(begin)

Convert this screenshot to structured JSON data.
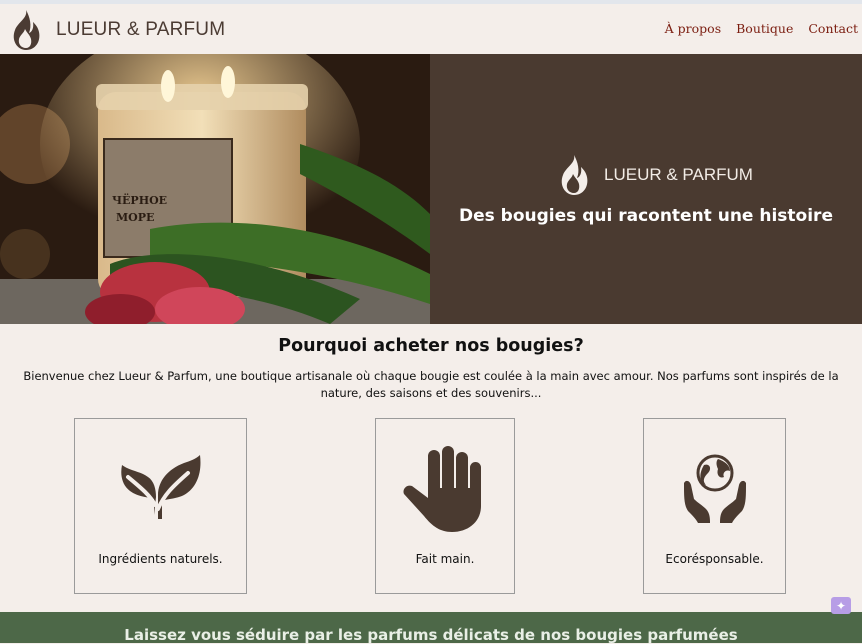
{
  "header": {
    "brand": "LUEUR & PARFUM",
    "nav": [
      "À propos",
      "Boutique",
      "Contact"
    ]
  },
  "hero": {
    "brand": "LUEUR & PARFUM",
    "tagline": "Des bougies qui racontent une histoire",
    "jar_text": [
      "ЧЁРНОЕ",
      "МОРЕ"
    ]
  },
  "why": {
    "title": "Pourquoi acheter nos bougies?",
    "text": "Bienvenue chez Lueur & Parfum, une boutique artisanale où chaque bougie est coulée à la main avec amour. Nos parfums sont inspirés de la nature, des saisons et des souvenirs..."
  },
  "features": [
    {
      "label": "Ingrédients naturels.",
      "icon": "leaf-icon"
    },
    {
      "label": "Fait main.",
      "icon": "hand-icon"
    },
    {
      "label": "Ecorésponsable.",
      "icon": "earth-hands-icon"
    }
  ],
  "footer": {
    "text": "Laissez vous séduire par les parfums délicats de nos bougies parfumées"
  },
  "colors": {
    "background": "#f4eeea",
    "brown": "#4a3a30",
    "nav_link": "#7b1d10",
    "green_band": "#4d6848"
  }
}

(end)

## GIVEN REQUEST
Using the records above, pull out each line where the word "label" occurs.

## TASK OUTPUT
      "label": "Ingrédients naturels.",
      "label": "Fait main.",
      "label": "Ecorésponsable.",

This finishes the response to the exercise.